### WHAT YOU HAVE TO DO
Only the pictures stay out; every record is to be quoted exactly.

-.-.-

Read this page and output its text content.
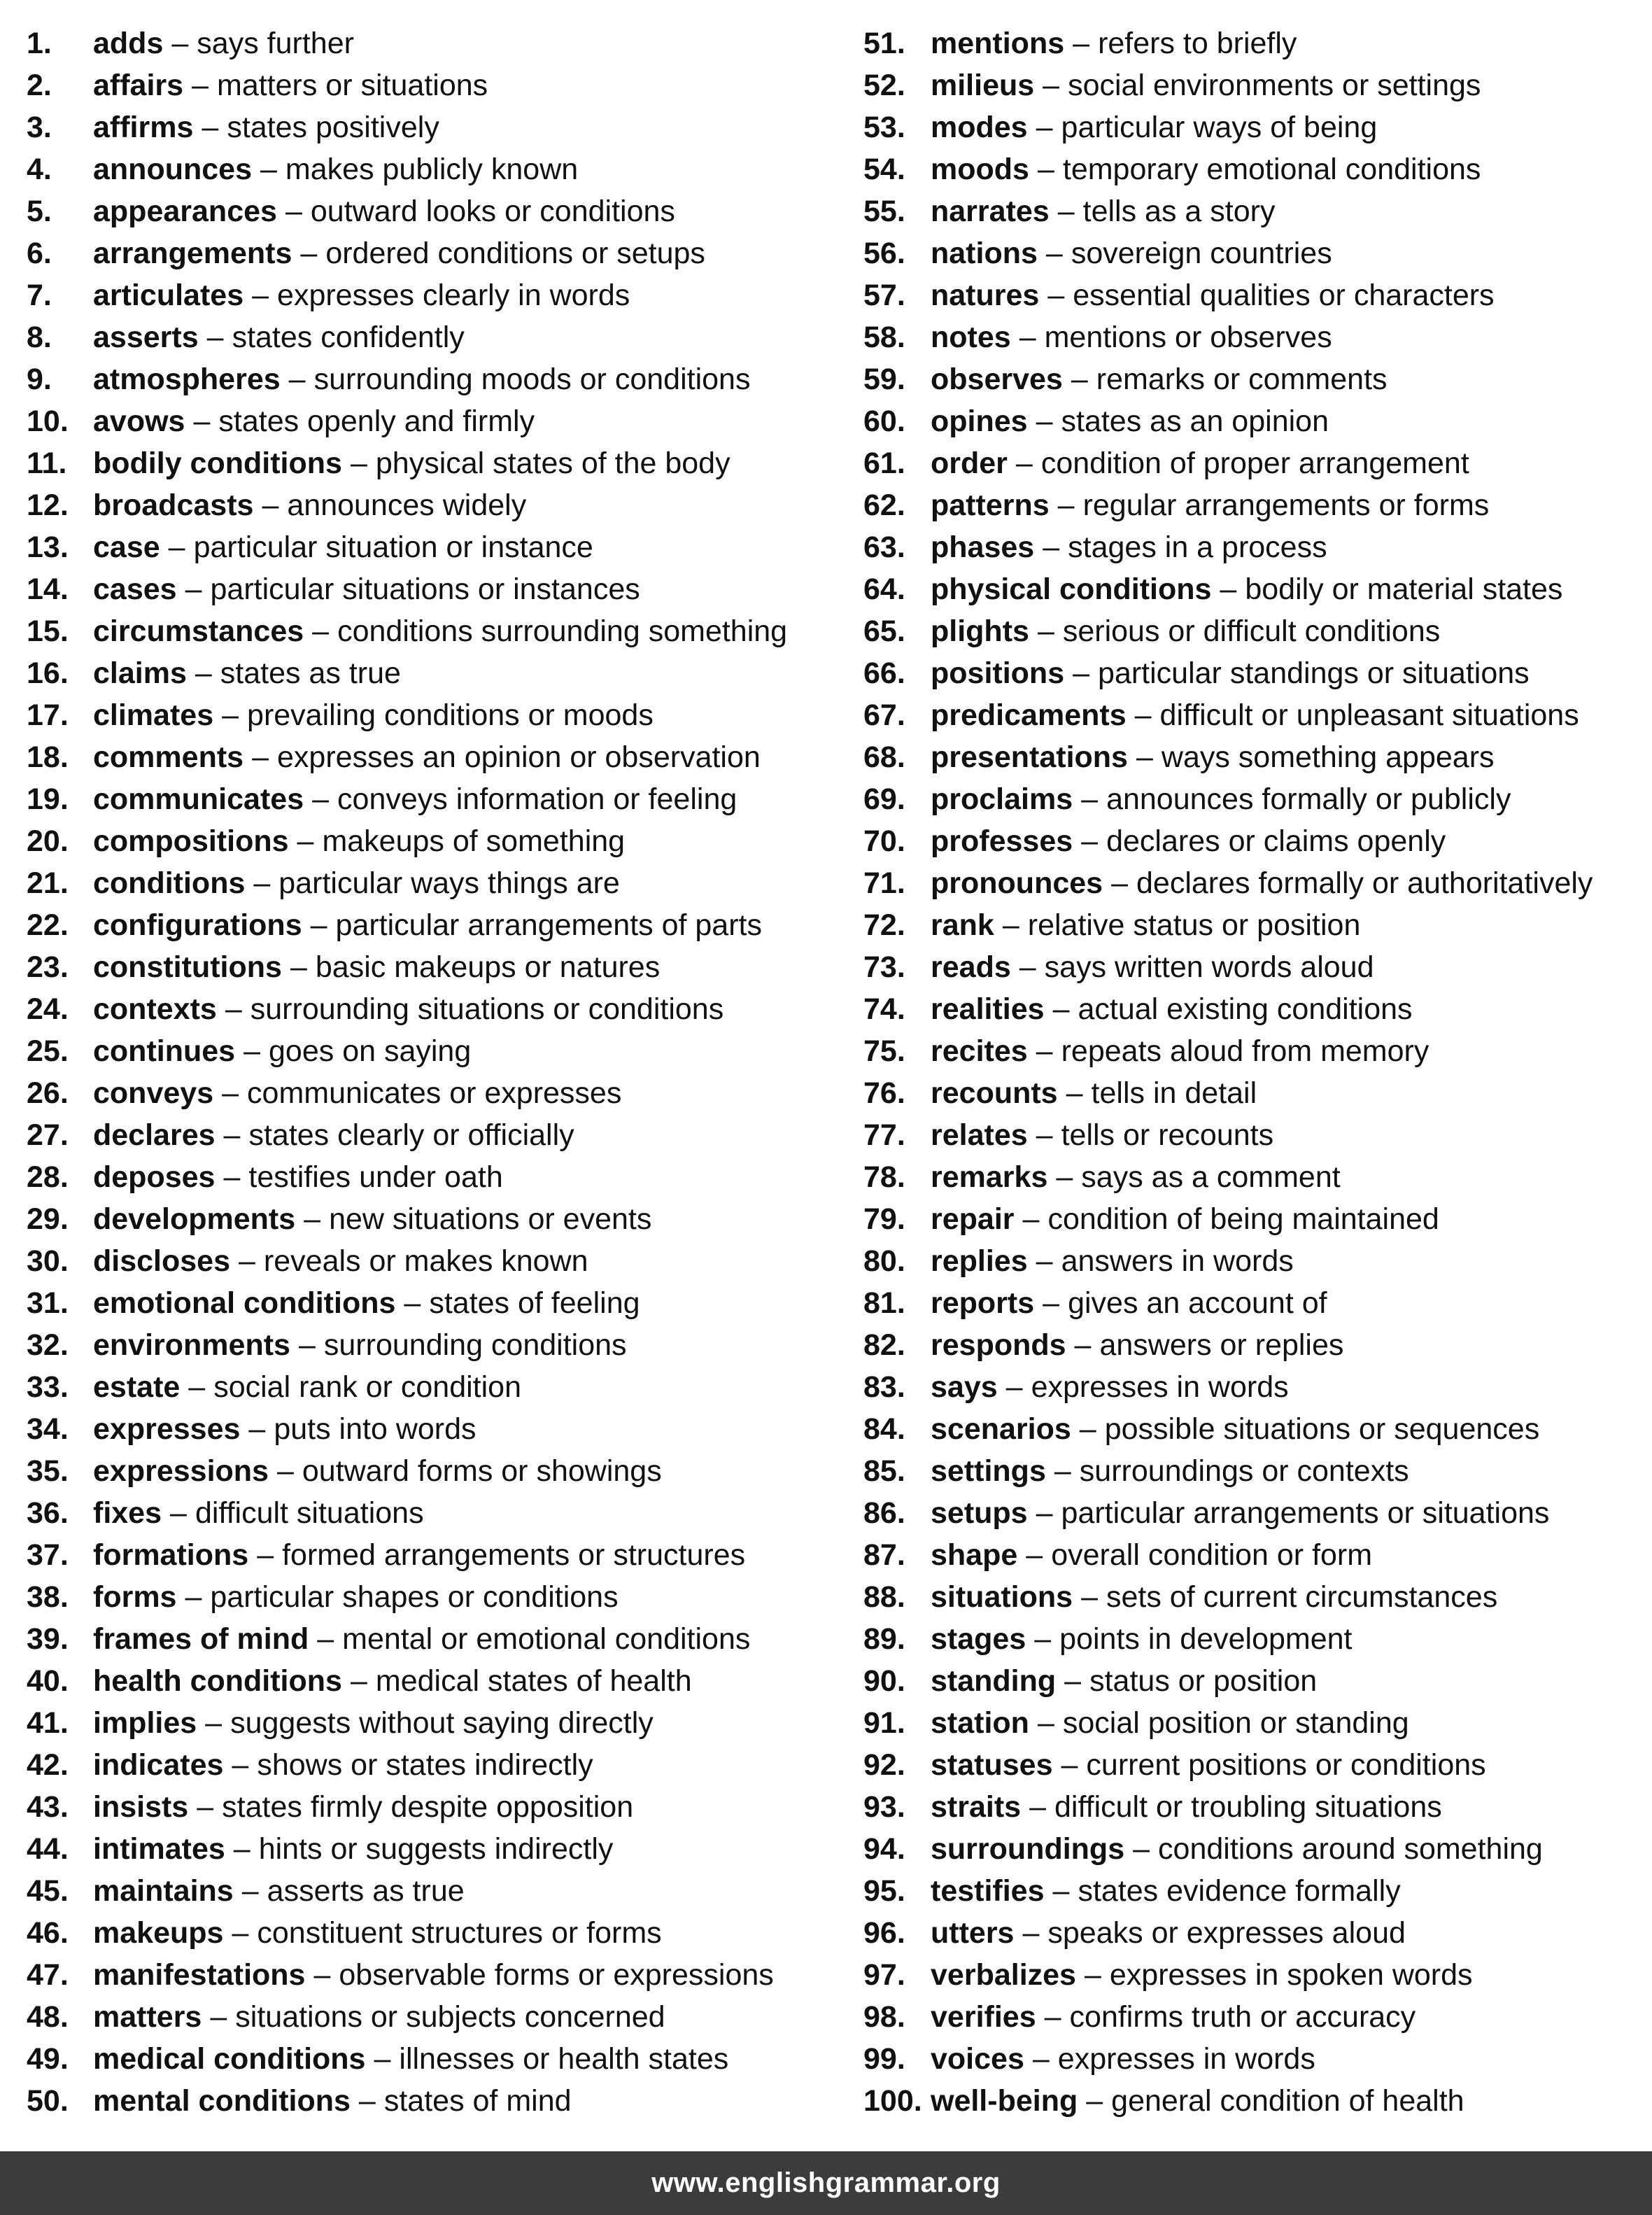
1.	adds – says further
2.	affairs – matters or situations
3.	affirms – states positively
4.	announces – makes publicly known
5.	appearances – outward looks or conditions
6.	arrangements – ordered conditions or setups
7.	articulates – expresses clearly in words
8.	asserts – states confidently
9.	atmospheres – surrounding moods or conditions
10. avows – states openly and firmly
11. bodily conditions – physical states of the body
12. broadcasts – announces widely
13. case – particular situation or instance
14. cases – particular situations or instances
15. circumstances – conditions surrounding something
16. claims – states as true
17. climates – prevailing conditions or moods
18. comments – expresses an opinion or observation
19. communicates – conveys information or feeling
20. compositions – makeups of something
21. conditions – particular ways things are
22. configurations – particular arrangements of parts
23. constitutions – basic makeups or natures
24. contexts – surrounding situations or conditions
25. continues – goes on saying
26. conveys – communicates or expresses
27. declares – states clearly or officially
28. deposes – testifies under oath
29. developments – new situations or events
30. discloses – reveals or makes known
31. emotional conditions – states of feeling
32. environments – surrounding conditions
33. estate – social rank or condition
34. expresses – puts into words
35. expressions – outward forms or showings
36. fixes – difficult situations
37. formations – formed arrangements or structures
38. forms – particular shapes or conditions
39. frames of mind – mental or emotional conditions
40. health conditions – medical states of health
41. implies – suggests without saying directly
42. indicates – shows or states indirectly
43. insists – states firmly despite opposition
44. intimates – hints or suggests indirectly
45. maintains – asserts as true
46. makeups – constituent structures or forms
47. manifestations – observable forms or expressions
48. matters – situations or subjects concerned
49. medical conditions – illnesses or health states
50. mental conditions – states of mind
51. mentions – refers to briefly
52. milieus – social environments or settings
53. modes – particular ways of being
54. moods – temporary emotional conditions
55. narrates – tells as a story
56. nations – sovereign countries
57. natures – essential qualities or characters
58. notes – mentions or observes
59. observes – remarks or comments
60. opines – states as an opinion
61. order – condition of proper arrangement
62. patterns – regular arrangements or forms
63. phases – stages in a process
64. physical conditions – bodily or material states
65. plights – serious or difficult conditions
66. positions – particular standings or situations
67. predicaments – difficult or unpleasant situations
68. presentations – ways something appears
69. proclaims – announces formally or publicly
70. professes – declares or claims openly
71. pronounces – declares formally or authoritatively
72. rank – relative status or position
73. reads – says written words aloud
74. realities – actual existing conditions
75. recites – repeats aloud from memory
76. recounts – tells in detail
77. relates – tells or recounts
78. remarks – says as a comment
79. repair – condition of being maintained
80. replies – answers in words
81. reports – gives an account of
82. responds – answers or replies
83. says – expresses in words
84. scenarios – possible situations or sequences
85. settings – surroundings or contexts
86. setups – particular arrangements or situations
87. shape – overall condition or form
88. situations – sets of current circumstances
89. stages – points in development
90. standing – status or position
91. station – social position or standing
92. statuses – current positions or conditions
93. straits – difficult or troubling situations
94. surroundings – conditions around something
95. testifies – states evidence formally
96. utters – speaks or expresses aloud
97. verbalizes – expresses in spoken words
98. verifies – confirms truth or accuracy
99. voices – expresses in words
100. well-being – general condition of health
www.englishgrammar.org
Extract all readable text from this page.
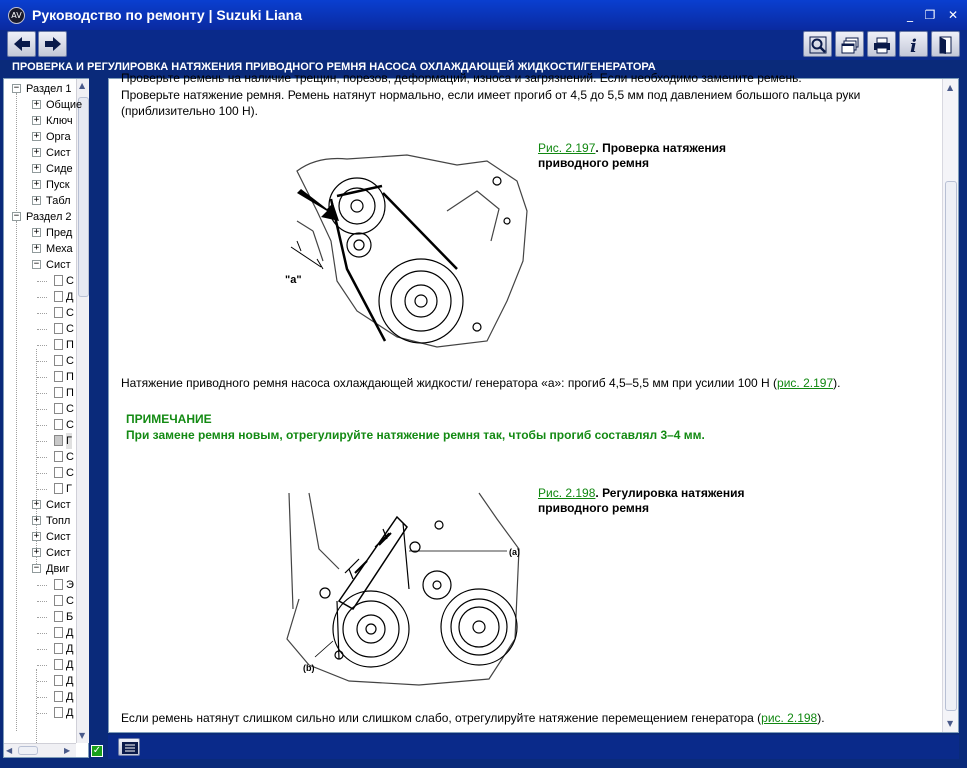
AV Руководство по ремонту | Suzuki Liana	_ ❐ ✕
i
ПРОВЕРКА И РЕГУЛИРОВКА НАТЯЖЕНИЯ ПРИВОДНОГО РЕМНЯ НАСОСА ОХЛАЖДАЮЩЕЙ ЖИДКОСТИ/ГЕНЕРАТОРА
▲
▼
◀	▶
− Раздел 1
+ Общие
+ Ключ
+ Орга
+ Сист
+ Сиде
+ Пуск
+ Табл
− Раздел 2
+ Пред
+ Меха
− Сист
С
Д
С
С
П
С
П
П
С
С
Г
С
С
Г
+ Сист
+ Топл
+ Сист
+ Сист
− Двиг
Э
С
Б
Д
Д
Д
Д
Д
Д
✓
Проверьте ремень на наличие трещин, порезов, деформаций, износа и загрязнений. Если необходимо замените ремень.
Проверьте натяжение ремня. Ремень натянут нормально, если имеет прогиб от 4,5 до 5,5 мм под давлением большого пальца руки
(приблизительно 100 Н).
"a"
Рис. 2.197. Проверка натяжения
приводного ремня
Натяжение приводного ремня насоса охлаждающей жидкости/ генератора «а»: прогиб 4,5–5,5 мм при усилии 100 Н (рис. 2.197).
ПРИМЕЧАНИЕ
При замене ремня новым, отрегулируйте натяжение ремня так, чтобы прогиб составлял 3–4 мм.
(a)
(b)
Рис. 2.198. Регулировка натяжения
приводного ремня
Если ремень натянут слишком сильно или слишком слабо, отрегулируйте натяжение перемещением генератора (рис. 2.198).
▲
▼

-.-.-

### THE OUTPUT
Read this page and output its text content.
1.	adds – says further
2.	affairs – matters or situations
3.	affirms – states positively
4.	announces – makes publicly known
5.	appearances – outward looks or conditions
6.	arrangements – ordered conditions or setups
7.	articulates – expresses clearly in words
8.	asserts – states confidently
9.	atmospheres – surrounding moods or conditions
10. avows – states openly and firmly
11. bodily conditions – physical states of the body
12. broadcasts – announces widely
13. case – particular situation or instance
14. cases – particular situations or instances
15. circumstances – conditions surrounding something
16. claims – states as true
17. climates – prevailing conditions or moods
18. comments – expresses an opinion or observation
19. communicates – conveys information or feeling
20. compositions – makeups of something
21. conditions – particular ways things are
22. configurations – particular arrangements of parts
23. constitutions – basic makeups or natures
24. contexts – surrounding situations or conditions
25. continues – goes on saying
26. conveys – communicates or expresses
27. declares – states clearly or officially
28. deposes – testifies under oath
29. developments – new situations or events
30. discloses – reveals or makes known
31. emotional conditions – states of feeling
32. environments – surrounding conditions
33. estate – social rank or condition
34. expresses – puts into words
35. expressions – outward forms or showings
36. fixes – difficult situations
37. formations – formed arrangements or structures
38. forms – particular shapes or conditions
39. frames of mind – mental or emotional conditions
40. health conditions – medical states of health
41. implies – suggests without saying directly
42. indicates – shows or states indirectly
43. insists – states firmly despite opposition
44. intimates – hints or suggests indirectly
45. maintains – asserts as true
46. makeups – constituent structures or forms
47. manifestations – observable forms or expressions
48. matters – situations or subjects concerned
49. medical conditions – illnesses or health states
50. mental conditions – states of mind
51. mentions – refers to briefly
52. milieus – social environments or settings
53. modes – particular ways of being
54. moods – temporary emotional conditions
55. narrates – tells as a story
56. nations – sovereign countries
57. natures – essential qualities or characters
58. notes – mentions or observes
59. observes – remarks or comments
60. opines – states as an opinion
61. order – condition of proper arrangement
62. patterns – regular arrangements or forms
63. phases – stages in a process
64. physical conditions – bodily or material states
65. plights – serious or difficult conditions
66. positions – particular standings or situations
67. predicaments – difficult or unpleasant situations
68. presentations – ways something appears
69. proclaims – announces formally or publicly
70. professes – declares or claims openly
71. pronounces – declares formally or authoritatively
72. rank – relative status or position
73. reads – says written words aloud
74. realities – actual existing conditions
75. recites – repeats aloud from memory
76. recounts – tells in detail
77. relates – tells or recounts
78. remarks – says as a comment
79. repair – condition of being maintained
80. replies – answers in words
81. reports – gives an account of
82. responds – answers or replies
83. says – expresses in words
84. scenarios – possible situations or sequences
85. settings – surroundings or contexts
86. setups – particular arrangements or situations
87. shape – overall condition or form
88. situations – sets of current circumstances
89. stages – points in development
90. standing – status or position
91. station – social position or standing
92. statuses – current positions or conditions
93. straits – difficult or troubling situations
94. surroundings – conditions around something
95. testifies – states evidence formally
96. utters – speaks or expresses aloud
97. verbalizes – expresses in spoken words
98. verifies – confirms truth or accuracy
99. voices – expresses in words
100. well-being – general condition of health
www.englishgrammar.org
Extract all readable text from this page.
AV Руководство по ремонту | Suzuki Liana	_ ❐ ✕
i
ПРОВЕРКА И РЕГУЛИРОВКА НАТЯЖЕНИЯ ПРИВОДНОГО РЕМНЯ НАСОСА ОХЛАЖДАЮЩЕЙ ЖИДКОСТИ/ГЕНЕРАТОРА
▲
▼
◀	▶
− Раздел 1
+ Общие
+ Ключ
+ Орга
+ Сист
+ Сиде
+ Пуск
+ Табл
− Раздел 2
+ Пред
+ Меха
− Сист
С
Д
С
С
П
С
П
П
С
С
Г
С
С
Г
+ Сист
+ Топл
+ Сист
+ Сист
− Двиг
Э
С
Б
Д
Д
Д
Д
Д
Д
✓
Проверьте ремень на наличие трещин, порезов, деформаций, износа и загрязнений. Если необходимо замените ремень.
Проверьте натяжение ремня. Ремень натянут нормально, если имеет прогиб от 4,5 до 5,5 мм под давлением большого пальца руки
(приблизительно 100 Н).
"a"
Рис. 2.197. Проверка натяжения
приводного ремня
Натяжение приводного ремня насоса охлаждающей жидкости/ генератора «а»: прогиб 4,5–5,5 мм при усилии 100 Н (рис. 2.197).
ПРИМЕЧАНИЕ
При замене ремня новым, отрегулируйте натяжение ремня так, чтобы прогиб составлял 3–4 мм.
(a)
(b)
Рис. 2.198. Регулировка натяжения
приводного ремня
Если ремень натянут слишком сильно или слишком слабо, отрегулируйте натяжение перемещением генератора (рис. 2.198).
▲
▼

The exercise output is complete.